Which lines hold the word "from"? Show each of them.

-- Begin DATA TO USE --

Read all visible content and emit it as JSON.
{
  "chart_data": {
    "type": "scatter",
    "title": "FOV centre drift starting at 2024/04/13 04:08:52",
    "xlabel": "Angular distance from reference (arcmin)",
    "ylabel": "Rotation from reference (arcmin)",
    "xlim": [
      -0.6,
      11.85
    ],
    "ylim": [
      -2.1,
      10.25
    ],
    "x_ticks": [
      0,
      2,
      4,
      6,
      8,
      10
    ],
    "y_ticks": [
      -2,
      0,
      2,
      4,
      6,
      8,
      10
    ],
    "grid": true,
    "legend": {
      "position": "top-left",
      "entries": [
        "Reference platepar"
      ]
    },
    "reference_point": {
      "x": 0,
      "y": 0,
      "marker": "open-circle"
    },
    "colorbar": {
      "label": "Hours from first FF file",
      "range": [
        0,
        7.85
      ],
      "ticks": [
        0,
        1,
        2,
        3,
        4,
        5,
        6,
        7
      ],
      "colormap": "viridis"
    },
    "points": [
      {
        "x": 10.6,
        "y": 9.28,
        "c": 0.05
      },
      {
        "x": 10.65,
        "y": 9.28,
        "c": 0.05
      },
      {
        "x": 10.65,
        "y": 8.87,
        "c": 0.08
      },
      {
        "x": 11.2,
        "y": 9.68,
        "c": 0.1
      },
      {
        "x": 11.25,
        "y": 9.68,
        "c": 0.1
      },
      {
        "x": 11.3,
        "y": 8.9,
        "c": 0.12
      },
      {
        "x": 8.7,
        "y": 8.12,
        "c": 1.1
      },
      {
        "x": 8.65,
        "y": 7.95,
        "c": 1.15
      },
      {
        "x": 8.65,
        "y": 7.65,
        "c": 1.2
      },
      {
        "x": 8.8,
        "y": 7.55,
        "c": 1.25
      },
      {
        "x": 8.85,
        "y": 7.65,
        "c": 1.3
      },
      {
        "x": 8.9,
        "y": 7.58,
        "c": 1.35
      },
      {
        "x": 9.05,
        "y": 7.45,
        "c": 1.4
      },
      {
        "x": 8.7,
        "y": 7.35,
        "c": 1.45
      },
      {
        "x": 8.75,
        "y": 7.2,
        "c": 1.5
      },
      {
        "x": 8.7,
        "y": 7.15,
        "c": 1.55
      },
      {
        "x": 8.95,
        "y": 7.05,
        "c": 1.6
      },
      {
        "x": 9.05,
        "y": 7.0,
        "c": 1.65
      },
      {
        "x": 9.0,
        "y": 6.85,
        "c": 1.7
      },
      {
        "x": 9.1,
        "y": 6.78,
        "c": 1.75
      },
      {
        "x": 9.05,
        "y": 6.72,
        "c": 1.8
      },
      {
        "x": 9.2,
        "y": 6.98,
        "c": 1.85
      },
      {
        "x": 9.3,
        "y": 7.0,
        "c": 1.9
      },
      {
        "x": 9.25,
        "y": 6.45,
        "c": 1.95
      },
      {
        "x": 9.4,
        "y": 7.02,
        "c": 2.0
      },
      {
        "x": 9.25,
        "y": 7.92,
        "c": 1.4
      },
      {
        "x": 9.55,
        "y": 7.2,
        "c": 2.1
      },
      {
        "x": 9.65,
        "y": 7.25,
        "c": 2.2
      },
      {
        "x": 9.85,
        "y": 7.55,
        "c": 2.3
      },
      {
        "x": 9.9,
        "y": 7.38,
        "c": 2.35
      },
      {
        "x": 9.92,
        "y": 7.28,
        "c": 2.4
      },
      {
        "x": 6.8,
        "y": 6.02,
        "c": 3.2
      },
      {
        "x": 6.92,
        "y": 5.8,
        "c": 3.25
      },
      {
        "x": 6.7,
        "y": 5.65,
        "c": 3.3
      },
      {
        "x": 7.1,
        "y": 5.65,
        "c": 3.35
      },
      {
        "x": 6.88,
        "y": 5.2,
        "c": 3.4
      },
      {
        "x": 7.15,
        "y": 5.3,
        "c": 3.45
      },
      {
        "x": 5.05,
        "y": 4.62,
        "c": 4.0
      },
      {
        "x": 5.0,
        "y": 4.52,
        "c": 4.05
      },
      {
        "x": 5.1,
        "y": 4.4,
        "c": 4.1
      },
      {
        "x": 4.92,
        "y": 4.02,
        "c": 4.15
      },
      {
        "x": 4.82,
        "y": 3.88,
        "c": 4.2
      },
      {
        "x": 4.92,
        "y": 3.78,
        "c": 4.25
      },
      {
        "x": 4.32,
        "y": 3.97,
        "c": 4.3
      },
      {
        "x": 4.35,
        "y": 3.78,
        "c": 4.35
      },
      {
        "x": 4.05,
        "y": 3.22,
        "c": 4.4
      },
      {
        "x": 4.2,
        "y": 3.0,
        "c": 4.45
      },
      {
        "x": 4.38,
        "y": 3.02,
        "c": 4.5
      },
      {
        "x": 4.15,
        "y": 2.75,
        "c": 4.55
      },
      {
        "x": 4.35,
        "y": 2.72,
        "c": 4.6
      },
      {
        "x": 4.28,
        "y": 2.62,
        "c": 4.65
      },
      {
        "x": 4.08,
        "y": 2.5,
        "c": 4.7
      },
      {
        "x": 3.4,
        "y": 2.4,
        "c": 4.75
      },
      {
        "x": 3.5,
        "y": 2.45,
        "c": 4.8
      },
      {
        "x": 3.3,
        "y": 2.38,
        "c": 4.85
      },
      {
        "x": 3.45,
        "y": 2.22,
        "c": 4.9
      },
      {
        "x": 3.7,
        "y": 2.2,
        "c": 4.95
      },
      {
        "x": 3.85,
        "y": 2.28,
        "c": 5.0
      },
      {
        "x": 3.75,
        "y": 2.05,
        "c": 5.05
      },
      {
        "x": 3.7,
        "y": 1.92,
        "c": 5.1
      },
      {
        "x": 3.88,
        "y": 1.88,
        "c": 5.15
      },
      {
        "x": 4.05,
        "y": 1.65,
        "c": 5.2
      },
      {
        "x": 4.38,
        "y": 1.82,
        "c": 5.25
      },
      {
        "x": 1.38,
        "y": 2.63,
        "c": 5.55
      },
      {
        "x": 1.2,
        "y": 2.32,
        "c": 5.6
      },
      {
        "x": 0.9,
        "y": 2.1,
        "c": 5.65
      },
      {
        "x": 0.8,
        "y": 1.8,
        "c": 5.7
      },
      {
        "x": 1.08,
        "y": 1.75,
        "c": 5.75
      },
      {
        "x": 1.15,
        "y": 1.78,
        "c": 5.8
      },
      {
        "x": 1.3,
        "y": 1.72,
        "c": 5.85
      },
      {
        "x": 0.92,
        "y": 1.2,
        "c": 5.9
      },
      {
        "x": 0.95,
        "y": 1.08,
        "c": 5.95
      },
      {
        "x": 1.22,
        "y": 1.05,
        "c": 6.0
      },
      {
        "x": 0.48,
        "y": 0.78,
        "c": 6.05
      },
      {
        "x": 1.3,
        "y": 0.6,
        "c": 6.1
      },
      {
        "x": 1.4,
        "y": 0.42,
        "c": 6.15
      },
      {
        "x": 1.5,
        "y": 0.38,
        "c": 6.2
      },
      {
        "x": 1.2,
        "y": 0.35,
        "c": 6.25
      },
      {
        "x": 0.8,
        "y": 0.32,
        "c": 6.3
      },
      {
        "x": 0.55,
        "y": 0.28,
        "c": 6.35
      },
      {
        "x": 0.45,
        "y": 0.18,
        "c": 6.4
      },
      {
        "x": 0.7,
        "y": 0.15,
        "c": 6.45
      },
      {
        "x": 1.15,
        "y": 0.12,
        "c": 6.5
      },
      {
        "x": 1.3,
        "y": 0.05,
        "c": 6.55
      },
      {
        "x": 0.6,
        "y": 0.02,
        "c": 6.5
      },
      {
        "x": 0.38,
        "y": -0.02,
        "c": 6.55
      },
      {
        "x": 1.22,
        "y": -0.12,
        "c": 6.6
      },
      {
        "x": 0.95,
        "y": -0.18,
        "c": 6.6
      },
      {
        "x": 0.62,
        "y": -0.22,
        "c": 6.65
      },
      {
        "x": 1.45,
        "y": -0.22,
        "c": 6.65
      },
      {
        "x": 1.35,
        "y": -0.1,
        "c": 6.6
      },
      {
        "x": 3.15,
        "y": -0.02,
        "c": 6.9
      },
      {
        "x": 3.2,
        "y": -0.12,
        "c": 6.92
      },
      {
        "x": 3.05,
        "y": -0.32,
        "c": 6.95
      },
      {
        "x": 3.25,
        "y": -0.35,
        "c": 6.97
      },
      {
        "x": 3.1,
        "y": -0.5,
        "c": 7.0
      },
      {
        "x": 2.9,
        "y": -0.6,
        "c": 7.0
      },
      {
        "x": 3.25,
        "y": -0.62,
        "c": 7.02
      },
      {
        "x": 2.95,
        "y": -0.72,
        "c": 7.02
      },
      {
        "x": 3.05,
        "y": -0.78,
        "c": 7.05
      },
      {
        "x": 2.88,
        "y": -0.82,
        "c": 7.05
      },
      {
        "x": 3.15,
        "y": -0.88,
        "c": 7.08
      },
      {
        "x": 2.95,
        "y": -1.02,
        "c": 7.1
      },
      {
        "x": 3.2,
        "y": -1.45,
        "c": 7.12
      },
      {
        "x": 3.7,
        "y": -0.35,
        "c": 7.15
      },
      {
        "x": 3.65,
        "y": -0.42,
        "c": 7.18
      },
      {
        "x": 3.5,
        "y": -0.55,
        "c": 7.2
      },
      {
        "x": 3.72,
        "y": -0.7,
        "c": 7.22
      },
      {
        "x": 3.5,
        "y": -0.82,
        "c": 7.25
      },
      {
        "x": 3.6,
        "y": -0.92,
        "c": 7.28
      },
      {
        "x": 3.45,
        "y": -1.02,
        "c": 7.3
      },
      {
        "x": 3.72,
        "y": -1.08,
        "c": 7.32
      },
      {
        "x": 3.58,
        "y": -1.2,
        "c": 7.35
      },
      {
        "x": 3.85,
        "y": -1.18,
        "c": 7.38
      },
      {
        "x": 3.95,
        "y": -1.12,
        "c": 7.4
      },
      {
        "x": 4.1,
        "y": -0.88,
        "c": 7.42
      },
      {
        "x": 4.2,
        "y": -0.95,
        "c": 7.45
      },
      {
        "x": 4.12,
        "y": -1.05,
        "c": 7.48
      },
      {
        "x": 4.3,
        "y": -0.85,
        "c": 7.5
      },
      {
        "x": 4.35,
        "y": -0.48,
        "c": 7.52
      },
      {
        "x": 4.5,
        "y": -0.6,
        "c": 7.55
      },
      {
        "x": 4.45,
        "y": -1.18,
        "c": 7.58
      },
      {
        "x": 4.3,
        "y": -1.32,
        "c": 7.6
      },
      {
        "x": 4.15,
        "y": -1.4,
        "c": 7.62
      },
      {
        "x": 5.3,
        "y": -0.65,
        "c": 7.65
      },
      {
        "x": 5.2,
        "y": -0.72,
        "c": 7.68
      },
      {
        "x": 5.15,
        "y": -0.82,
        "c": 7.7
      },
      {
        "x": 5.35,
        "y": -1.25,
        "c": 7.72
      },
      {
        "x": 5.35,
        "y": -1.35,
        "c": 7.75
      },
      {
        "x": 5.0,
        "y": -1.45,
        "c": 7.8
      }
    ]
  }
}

-- End DATA TO USE --

## [RESPONSE TO THE TASK]
    "xlabel": "Angular distance from reference (arcmin)",
    "ylabel": "Rotation from reference (arcmin)",
      "label": "Hours from first FF file",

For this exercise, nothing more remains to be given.